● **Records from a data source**

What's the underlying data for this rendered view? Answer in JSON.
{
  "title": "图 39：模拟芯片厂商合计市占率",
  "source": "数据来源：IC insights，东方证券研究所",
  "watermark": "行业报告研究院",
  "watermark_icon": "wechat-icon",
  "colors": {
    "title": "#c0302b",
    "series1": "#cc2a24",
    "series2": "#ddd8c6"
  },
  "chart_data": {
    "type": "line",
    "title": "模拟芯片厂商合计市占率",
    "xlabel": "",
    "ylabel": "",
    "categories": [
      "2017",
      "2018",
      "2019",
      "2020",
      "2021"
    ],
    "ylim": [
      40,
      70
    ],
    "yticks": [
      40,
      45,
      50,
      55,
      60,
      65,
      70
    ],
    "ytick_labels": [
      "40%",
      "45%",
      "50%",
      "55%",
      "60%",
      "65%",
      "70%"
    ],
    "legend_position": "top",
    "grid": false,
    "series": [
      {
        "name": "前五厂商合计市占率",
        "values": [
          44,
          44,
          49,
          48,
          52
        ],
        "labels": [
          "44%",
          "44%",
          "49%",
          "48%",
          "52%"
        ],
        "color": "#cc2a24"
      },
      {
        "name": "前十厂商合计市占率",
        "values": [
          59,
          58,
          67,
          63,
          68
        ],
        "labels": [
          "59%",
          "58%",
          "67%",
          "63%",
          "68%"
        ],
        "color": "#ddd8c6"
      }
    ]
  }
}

==

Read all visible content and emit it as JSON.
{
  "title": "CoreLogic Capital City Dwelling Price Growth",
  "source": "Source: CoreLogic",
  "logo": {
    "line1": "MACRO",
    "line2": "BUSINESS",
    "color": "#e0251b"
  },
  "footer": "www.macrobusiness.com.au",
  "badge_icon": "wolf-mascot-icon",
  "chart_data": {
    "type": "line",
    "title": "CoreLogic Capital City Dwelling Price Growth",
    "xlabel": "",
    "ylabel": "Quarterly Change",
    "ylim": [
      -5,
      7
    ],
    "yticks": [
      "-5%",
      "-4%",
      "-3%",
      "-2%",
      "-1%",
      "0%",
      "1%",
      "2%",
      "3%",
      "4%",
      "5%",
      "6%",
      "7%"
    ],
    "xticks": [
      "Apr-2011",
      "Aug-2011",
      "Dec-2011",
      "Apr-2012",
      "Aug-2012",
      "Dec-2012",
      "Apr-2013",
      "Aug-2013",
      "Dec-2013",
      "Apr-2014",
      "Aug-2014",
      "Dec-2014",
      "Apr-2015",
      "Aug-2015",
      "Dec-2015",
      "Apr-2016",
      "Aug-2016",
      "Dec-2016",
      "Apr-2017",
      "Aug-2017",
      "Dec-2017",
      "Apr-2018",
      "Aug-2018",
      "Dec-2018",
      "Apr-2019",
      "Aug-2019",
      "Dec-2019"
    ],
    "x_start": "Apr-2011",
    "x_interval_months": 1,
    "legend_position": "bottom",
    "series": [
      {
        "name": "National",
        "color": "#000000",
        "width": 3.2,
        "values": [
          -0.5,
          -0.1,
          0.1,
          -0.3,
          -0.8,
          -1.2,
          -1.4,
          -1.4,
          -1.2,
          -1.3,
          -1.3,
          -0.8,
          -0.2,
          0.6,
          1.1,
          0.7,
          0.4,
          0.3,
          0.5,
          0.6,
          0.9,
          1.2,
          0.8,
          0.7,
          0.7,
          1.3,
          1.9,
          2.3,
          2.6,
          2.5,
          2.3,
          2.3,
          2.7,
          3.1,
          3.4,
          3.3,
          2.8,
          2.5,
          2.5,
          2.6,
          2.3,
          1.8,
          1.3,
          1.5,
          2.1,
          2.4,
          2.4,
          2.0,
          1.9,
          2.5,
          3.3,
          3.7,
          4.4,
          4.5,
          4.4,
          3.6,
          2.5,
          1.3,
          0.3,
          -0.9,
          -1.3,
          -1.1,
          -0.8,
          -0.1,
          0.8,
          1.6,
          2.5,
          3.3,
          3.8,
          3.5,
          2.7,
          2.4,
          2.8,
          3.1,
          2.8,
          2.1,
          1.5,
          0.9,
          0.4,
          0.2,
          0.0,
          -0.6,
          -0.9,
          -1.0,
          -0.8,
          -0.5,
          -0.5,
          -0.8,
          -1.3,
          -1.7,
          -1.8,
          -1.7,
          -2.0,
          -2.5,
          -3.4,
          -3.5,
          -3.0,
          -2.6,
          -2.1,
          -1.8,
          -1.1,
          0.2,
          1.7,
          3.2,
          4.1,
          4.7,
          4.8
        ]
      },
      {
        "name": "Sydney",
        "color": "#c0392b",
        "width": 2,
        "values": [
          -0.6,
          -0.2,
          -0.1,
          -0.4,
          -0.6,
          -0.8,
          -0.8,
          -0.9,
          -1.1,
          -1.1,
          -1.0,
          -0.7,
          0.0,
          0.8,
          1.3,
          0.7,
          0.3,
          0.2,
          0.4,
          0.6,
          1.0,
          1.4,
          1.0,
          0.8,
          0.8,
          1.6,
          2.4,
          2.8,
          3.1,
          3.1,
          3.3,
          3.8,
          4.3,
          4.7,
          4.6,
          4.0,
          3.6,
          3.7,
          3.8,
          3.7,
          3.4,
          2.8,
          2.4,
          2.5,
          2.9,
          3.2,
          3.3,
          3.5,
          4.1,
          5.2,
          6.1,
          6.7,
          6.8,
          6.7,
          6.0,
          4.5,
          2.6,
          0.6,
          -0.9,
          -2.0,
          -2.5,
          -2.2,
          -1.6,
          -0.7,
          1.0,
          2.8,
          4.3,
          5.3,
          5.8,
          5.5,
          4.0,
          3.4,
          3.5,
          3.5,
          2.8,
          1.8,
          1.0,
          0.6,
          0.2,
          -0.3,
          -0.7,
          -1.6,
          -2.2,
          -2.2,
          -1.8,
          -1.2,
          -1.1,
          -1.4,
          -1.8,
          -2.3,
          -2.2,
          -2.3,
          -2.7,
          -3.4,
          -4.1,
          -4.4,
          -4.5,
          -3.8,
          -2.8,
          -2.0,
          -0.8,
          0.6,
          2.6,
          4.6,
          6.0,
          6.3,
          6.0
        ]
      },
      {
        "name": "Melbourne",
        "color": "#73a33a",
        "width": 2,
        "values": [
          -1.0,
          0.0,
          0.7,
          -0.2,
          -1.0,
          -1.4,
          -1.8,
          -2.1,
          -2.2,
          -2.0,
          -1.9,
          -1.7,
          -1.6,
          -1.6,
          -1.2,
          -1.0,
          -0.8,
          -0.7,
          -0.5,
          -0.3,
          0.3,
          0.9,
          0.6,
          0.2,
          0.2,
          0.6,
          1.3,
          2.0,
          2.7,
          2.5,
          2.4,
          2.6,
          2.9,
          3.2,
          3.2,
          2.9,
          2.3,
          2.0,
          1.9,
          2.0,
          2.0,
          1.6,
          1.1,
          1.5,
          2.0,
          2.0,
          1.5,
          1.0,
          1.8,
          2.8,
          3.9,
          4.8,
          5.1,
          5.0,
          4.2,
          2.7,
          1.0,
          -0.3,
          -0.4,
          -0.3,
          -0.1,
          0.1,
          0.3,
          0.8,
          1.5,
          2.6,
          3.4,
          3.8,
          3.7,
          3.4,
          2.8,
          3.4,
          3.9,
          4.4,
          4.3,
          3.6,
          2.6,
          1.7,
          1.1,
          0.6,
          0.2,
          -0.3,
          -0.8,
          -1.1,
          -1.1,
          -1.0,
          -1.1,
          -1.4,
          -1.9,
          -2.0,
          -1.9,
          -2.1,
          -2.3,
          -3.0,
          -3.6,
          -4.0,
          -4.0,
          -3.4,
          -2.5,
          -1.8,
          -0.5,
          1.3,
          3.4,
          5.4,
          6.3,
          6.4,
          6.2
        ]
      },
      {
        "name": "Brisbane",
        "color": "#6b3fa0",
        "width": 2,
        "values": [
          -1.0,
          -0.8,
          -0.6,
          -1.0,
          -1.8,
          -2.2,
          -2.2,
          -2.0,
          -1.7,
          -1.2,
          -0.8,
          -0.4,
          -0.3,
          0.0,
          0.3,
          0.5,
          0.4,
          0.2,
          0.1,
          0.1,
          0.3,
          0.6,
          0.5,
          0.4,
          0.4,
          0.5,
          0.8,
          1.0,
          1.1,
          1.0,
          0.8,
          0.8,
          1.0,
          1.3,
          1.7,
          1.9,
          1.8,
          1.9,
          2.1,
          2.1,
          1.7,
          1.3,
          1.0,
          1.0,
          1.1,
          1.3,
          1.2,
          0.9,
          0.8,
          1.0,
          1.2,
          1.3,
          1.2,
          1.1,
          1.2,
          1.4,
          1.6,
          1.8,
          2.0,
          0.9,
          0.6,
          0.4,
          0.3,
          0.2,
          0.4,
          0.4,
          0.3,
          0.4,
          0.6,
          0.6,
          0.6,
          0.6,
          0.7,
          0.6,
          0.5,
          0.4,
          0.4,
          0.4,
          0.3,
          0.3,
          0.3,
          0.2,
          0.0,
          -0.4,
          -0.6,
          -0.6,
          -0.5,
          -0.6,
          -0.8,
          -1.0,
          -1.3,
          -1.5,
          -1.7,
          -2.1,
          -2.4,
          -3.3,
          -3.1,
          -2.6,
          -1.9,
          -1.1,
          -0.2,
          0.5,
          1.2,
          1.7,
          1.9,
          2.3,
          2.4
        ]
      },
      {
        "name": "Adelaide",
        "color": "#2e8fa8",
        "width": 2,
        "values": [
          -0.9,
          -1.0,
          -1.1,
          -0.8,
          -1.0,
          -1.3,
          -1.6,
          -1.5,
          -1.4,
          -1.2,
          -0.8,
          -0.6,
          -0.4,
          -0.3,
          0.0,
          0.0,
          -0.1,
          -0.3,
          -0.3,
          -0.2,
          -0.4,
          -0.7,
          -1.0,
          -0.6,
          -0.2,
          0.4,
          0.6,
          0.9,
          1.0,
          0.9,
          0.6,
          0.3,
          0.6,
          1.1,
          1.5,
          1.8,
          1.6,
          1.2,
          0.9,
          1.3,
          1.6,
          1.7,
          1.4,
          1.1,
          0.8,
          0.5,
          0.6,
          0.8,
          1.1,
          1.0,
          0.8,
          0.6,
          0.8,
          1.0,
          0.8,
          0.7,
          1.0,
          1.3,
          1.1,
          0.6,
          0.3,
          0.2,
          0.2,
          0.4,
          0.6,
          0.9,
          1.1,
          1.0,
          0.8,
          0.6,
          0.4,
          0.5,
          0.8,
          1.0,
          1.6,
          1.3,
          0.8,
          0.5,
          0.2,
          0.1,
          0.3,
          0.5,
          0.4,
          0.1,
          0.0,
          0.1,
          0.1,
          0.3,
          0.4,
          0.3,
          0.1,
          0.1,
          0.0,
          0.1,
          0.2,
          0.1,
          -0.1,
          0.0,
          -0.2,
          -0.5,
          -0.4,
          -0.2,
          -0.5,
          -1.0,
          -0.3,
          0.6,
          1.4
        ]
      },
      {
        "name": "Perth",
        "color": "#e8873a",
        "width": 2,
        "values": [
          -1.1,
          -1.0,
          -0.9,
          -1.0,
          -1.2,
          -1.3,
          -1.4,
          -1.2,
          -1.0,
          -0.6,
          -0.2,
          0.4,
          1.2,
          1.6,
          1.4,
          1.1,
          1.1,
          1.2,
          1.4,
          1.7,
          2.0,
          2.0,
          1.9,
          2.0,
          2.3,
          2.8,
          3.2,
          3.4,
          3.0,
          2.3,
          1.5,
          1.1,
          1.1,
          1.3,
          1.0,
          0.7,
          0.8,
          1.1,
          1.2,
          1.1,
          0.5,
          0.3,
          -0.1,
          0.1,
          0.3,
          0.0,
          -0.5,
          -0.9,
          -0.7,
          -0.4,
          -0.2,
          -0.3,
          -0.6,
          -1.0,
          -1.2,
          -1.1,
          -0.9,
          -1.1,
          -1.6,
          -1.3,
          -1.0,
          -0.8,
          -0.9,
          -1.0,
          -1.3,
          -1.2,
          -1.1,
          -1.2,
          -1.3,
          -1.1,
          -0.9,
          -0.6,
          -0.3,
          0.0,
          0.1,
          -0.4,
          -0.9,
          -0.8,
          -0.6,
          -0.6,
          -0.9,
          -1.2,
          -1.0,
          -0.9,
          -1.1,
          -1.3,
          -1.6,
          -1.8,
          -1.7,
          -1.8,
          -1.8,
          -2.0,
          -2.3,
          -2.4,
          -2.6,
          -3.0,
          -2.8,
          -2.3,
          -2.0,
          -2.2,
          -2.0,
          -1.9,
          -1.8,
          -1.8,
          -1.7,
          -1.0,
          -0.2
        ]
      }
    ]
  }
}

...

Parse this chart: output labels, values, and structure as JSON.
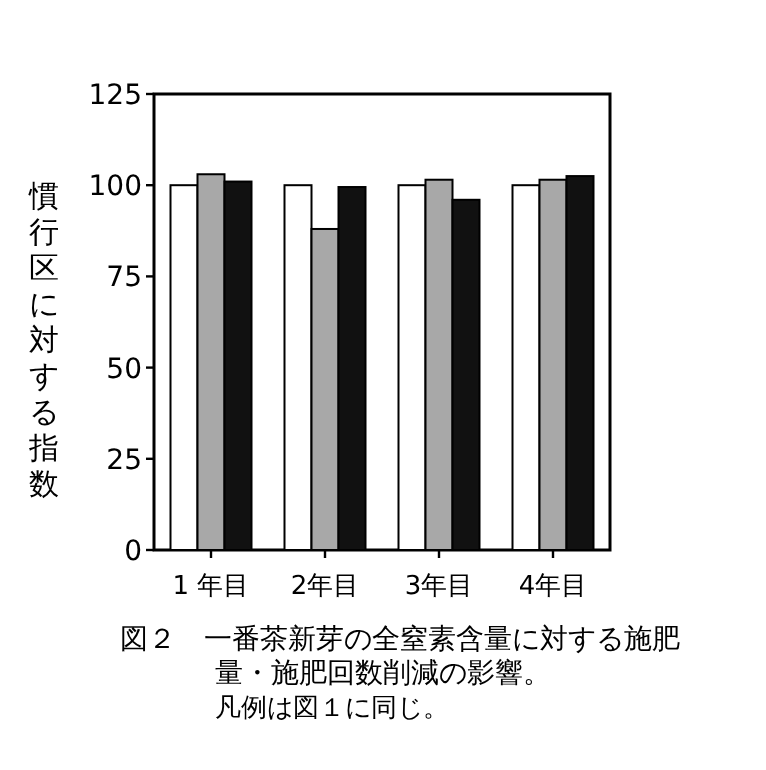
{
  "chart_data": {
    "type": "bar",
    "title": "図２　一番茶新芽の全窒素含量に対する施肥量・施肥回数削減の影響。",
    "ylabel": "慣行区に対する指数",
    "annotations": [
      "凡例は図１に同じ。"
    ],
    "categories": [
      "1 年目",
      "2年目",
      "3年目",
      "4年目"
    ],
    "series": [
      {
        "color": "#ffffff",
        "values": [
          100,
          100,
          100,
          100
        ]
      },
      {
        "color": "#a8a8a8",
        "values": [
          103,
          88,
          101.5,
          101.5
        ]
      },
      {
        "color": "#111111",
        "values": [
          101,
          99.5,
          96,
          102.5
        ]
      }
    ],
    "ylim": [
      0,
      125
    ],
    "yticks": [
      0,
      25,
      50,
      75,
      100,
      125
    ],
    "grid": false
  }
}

● **Problem description**
Give the number of lines in the entries that hold the word "this", and nothing else.

● **Written solution**
2